Material provided>
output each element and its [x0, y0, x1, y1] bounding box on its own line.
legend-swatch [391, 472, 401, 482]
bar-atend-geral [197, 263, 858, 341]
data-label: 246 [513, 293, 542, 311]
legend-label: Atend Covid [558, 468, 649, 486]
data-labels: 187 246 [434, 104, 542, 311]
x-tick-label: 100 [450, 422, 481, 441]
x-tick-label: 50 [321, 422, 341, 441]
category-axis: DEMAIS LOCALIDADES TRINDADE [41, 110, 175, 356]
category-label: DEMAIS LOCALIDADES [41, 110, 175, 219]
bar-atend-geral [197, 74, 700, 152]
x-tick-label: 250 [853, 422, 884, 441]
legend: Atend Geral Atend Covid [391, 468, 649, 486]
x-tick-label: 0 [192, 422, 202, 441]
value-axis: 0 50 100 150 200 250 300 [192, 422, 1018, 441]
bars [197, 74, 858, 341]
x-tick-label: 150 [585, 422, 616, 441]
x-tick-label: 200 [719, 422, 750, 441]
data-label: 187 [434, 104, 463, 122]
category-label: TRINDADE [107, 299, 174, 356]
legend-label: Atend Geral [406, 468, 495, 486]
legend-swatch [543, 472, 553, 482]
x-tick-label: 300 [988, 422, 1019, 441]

Given problem> Collect every line of the records above that contains the word "data".

Written solution>
data-label: 246 [513, 293, 542, 311]
data-labels: 187 246 [434, 104, 542, 311]
data-label: 187 [434, 104, 463, 122]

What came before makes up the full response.